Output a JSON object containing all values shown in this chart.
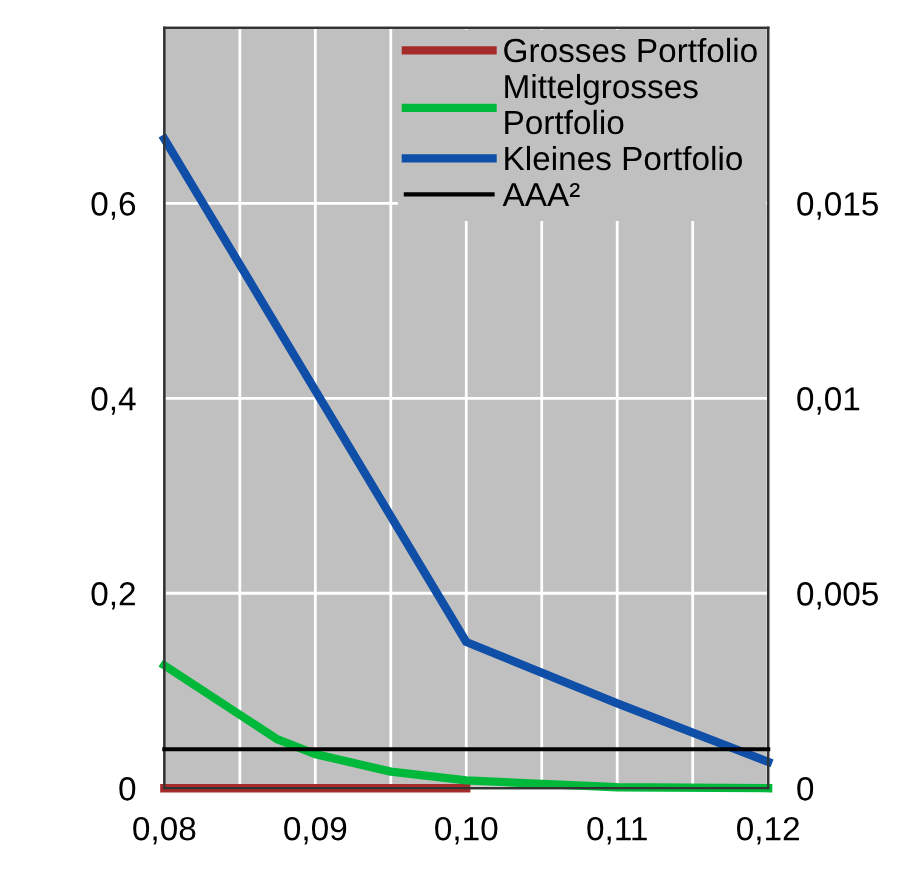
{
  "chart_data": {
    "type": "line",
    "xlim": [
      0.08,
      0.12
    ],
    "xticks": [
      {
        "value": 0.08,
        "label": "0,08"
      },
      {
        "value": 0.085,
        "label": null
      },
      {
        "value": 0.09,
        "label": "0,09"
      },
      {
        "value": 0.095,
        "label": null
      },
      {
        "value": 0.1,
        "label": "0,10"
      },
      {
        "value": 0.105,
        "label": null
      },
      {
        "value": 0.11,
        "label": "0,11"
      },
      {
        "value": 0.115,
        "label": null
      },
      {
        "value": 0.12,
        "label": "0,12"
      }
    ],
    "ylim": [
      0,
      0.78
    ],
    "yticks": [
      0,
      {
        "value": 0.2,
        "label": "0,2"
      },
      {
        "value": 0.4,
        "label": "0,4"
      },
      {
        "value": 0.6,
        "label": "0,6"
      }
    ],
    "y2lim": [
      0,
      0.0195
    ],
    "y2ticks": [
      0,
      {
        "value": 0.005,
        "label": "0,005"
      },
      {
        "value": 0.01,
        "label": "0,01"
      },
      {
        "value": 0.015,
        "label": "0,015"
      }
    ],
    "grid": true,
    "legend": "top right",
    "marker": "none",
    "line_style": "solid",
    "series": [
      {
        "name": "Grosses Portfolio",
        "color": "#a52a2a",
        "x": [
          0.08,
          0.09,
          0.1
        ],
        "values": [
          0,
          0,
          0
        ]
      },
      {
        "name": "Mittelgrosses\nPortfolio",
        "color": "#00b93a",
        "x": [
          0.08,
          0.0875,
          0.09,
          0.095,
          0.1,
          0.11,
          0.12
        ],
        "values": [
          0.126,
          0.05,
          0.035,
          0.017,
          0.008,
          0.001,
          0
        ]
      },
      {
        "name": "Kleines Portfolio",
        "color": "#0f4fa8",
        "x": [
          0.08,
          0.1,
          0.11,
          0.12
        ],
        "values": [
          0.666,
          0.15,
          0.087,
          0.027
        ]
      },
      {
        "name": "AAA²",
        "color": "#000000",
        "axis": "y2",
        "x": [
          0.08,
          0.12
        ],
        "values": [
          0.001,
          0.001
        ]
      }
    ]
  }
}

---

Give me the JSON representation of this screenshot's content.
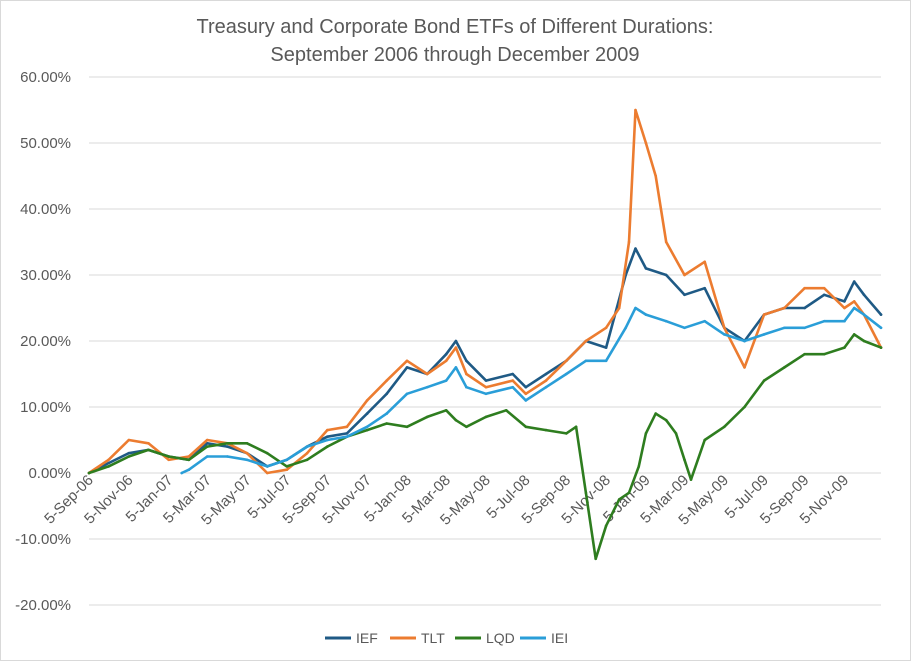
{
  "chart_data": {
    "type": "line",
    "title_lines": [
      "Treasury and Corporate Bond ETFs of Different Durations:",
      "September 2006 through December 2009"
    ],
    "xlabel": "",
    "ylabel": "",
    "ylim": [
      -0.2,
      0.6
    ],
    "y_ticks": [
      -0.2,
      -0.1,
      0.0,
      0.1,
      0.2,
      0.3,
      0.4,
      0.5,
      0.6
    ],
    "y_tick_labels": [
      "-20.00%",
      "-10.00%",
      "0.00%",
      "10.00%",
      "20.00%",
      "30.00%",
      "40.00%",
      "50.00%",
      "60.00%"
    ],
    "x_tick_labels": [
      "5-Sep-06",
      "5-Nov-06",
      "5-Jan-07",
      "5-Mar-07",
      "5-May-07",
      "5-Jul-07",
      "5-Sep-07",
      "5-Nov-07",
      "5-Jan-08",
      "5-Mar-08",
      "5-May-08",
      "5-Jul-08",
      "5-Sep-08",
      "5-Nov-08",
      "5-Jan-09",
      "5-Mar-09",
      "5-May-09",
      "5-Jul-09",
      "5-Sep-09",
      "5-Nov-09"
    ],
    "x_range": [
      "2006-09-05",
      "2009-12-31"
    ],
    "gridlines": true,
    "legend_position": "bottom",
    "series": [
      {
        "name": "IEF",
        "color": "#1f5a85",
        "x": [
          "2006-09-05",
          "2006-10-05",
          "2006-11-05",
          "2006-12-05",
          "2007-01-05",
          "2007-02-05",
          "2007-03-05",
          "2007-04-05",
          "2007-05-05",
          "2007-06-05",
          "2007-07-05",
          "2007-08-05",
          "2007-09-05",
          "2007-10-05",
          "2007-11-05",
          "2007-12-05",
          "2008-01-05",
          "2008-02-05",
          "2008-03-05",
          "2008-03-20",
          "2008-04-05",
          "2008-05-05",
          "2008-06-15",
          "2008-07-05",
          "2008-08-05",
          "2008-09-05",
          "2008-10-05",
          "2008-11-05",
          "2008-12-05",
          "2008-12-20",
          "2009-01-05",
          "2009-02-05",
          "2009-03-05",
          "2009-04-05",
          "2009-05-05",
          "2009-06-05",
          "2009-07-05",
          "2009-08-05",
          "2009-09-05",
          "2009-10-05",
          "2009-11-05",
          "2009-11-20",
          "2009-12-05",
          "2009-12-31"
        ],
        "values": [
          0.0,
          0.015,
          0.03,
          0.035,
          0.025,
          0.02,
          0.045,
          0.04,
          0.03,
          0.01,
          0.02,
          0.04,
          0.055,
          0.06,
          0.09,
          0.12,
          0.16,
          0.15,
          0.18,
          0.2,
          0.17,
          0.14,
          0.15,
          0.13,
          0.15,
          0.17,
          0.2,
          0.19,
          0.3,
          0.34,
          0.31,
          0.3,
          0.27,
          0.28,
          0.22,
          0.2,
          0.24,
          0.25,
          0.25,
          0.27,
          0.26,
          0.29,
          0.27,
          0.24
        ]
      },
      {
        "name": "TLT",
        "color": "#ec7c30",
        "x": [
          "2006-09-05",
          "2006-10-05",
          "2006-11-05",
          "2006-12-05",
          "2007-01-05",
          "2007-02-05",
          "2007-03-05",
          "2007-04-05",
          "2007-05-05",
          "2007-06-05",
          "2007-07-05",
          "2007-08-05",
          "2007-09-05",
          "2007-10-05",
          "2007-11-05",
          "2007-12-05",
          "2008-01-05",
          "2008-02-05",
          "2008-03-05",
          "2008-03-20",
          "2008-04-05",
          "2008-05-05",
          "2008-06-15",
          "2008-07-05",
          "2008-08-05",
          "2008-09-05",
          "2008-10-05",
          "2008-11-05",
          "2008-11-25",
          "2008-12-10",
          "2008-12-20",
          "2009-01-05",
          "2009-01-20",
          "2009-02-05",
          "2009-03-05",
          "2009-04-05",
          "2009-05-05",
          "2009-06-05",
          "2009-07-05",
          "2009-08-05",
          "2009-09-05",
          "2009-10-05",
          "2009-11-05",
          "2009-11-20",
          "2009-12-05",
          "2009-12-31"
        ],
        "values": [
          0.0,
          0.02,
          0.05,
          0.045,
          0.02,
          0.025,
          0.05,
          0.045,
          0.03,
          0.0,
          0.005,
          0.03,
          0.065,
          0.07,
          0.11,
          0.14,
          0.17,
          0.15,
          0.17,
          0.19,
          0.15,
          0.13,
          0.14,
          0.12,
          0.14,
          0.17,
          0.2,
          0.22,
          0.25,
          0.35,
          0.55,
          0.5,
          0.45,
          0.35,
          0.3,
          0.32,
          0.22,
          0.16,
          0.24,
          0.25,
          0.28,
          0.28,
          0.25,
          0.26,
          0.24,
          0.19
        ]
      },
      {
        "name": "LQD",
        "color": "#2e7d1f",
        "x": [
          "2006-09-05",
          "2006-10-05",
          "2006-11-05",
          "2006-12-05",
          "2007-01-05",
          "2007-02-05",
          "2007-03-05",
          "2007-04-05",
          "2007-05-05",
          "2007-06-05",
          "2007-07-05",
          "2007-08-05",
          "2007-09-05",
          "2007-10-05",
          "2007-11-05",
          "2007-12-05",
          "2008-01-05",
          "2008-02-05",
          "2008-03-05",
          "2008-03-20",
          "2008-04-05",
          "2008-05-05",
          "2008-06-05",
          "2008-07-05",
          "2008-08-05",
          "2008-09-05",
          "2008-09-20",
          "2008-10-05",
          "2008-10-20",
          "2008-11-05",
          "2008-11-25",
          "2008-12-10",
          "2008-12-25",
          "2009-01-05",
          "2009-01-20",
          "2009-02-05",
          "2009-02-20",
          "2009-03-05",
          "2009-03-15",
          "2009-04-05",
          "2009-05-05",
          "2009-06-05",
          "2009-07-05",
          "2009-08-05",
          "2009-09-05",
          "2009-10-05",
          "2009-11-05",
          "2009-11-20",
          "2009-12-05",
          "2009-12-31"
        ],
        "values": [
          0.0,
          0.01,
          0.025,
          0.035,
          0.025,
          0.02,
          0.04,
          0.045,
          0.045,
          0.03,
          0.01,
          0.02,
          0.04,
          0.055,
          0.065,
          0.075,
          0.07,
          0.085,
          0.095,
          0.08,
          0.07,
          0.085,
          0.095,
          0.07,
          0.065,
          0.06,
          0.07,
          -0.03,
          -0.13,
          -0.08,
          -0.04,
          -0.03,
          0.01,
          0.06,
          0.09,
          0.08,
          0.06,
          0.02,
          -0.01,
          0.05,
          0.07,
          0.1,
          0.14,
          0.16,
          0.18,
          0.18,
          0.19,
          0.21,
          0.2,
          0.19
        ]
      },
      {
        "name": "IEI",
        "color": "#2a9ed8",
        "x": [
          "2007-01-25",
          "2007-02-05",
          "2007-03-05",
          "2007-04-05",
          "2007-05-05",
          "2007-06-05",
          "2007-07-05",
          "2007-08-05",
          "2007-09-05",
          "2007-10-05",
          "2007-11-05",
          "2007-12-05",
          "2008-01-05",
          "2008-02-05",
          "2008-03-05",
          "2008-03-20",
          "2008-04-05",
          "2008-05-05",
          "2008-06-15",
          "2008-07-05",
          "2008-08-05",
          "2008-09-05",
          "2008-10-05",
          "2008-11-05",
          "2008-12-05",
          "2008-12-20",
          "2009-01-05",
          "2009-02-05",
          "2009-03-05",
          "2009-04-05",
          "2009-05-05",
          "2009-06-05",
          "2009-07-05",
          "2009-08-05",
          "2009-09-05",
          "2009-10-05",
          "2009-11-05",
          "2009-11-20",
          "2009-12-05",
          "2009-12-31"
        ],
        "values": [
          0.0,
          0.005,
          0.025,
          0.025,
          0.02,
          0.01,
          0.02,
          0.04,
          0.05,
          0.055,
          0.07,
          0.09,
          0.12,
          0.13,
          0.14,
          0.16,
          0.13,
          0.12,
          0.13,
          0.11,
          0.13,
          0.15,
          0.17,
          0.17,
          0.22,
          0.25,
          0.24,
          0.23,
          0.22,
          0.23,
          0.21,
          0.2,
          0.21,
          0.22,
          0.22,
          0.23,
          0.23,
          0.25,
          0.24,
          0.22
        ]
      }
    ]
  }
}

==

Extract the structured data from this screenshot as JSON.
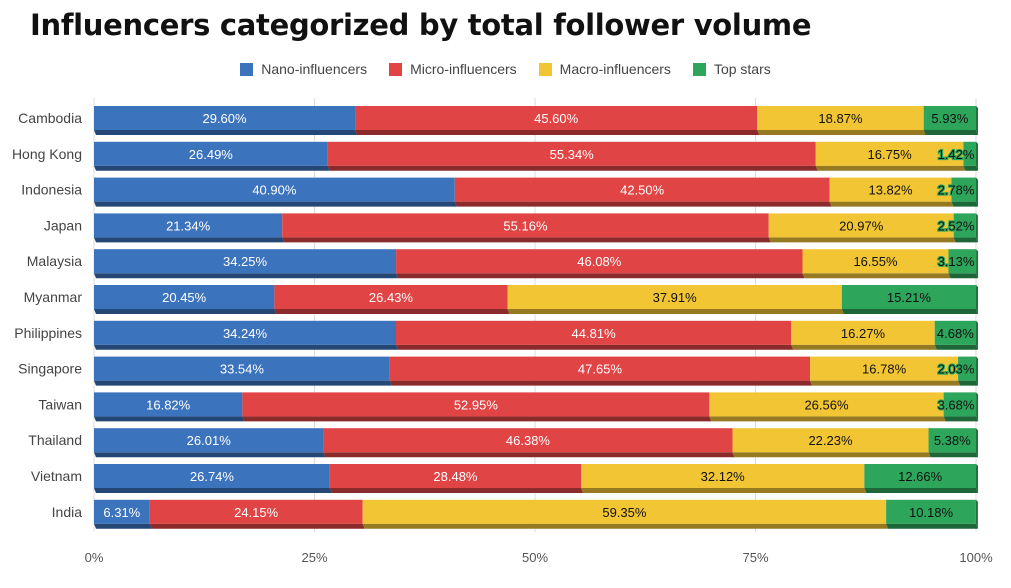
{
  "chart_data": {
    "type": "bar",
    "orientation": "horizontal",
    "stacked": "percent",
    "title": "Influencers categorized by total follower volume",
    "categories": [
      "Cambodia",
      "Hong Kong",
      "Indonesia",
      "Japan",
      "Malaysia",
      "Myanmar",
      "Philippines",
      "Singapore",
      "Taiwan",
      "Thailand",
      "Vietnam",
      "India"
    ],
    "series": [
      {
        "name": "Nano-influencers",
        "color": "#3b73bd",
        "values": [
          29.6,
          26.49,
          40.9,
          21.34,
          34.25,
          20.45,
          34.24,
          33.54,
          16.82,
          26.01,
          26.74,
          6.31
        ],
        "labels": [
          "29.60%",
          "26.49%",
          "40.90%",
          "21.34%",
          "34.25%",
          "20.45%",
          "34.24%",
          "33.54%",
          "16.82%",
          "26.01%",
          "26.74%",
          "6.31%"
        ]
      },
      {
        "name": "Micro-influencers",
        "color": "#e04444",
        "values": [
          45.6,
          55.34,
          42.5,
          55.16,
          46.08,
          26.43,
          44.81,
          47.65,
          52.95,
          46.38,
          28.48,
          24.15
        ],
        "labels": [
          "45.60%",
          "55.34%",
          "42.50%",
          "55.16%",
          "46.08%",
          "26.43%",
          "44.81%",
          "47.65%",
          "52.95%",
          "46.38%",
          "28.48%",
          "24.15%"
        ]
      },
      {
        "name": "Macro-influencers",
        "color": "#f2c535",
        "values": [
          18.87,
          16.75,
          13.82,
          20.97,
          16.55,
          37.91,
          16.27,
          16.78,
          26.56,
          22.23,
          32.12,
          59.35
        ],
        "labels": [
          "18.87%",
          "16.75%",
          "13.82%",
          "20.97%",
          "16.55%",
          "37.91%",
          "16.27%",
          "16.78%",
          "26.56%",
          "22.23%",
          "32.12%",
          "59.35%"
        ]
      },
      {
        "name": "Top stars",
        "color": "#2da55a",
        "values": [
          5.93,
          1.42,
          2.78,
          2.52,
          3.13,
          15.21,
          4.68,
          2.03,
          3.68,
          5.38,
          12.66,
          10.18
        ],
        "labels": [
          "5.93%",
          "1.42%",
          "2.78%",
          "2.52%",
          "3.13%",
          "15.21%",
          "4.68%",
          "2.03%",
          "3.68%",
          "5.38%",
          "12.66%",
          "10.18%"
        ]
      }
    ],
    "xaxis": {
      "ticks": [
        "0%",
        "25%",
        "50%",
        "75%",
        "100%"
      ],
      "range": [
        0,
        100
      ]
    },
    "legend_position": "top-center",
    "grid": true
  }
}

## Work to do
Using the material above, work out how many lines contain the string "screenshot". Give that number alone.

## The output
2